▶ TASK GOAL
Find the string "Лица" in the data, then copy every line where it is found.

★ ★ ★ ★ ★ ★ ★

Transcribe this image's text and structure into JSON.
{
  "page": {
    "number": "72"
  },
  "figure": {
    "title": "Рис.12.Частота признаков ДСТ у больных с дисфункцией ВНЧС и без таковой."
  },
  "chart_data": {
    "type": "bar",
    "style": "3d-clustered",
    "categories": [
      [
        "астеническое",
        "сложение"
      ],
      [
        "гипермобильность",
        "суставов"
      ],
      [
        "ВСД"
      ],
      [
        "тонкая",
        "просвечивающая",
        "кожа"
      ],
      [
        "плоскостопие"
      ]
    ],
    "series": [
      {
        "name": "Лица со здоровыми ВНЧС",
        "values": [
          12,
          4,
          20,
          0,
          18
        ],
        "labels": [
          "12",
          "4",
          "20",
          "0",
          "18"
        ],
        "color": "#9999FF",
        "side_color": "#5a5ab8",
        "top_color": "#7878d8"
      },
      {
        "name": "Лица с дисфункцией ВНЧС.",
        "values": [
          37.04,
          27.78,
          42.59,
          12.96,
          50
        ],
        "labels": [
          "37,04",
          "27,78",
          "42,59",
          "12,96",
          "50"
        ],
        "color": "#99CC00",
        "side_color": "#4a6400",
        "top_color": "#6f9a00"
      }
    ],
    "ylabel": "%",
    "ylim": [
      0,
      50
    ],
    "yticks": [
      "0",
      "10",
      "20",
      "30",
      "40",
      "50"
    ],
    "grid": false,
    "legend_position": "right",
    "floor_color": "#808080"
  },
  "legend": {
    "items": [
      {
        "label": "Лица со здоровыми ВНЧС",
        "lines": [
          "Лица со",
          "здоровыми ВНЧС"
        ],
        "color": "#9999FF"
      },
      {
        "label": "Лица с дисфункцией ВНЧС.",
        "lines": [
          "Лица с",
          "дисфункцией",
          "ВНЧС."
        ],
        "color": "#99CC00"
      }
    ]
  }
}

★ ★ ★ ★ ★ ★ ★

▶ RESULT
        "name": "Лица со здоровыми ВНЧС",
        "name": "Лица с дисфункцией ВНЧС.",
        "label": "Лица со здоровыми ВНЧС",
          "Лица со",
        "label": "Лица с дисфункцией ВНЧС.",
          "Лица с",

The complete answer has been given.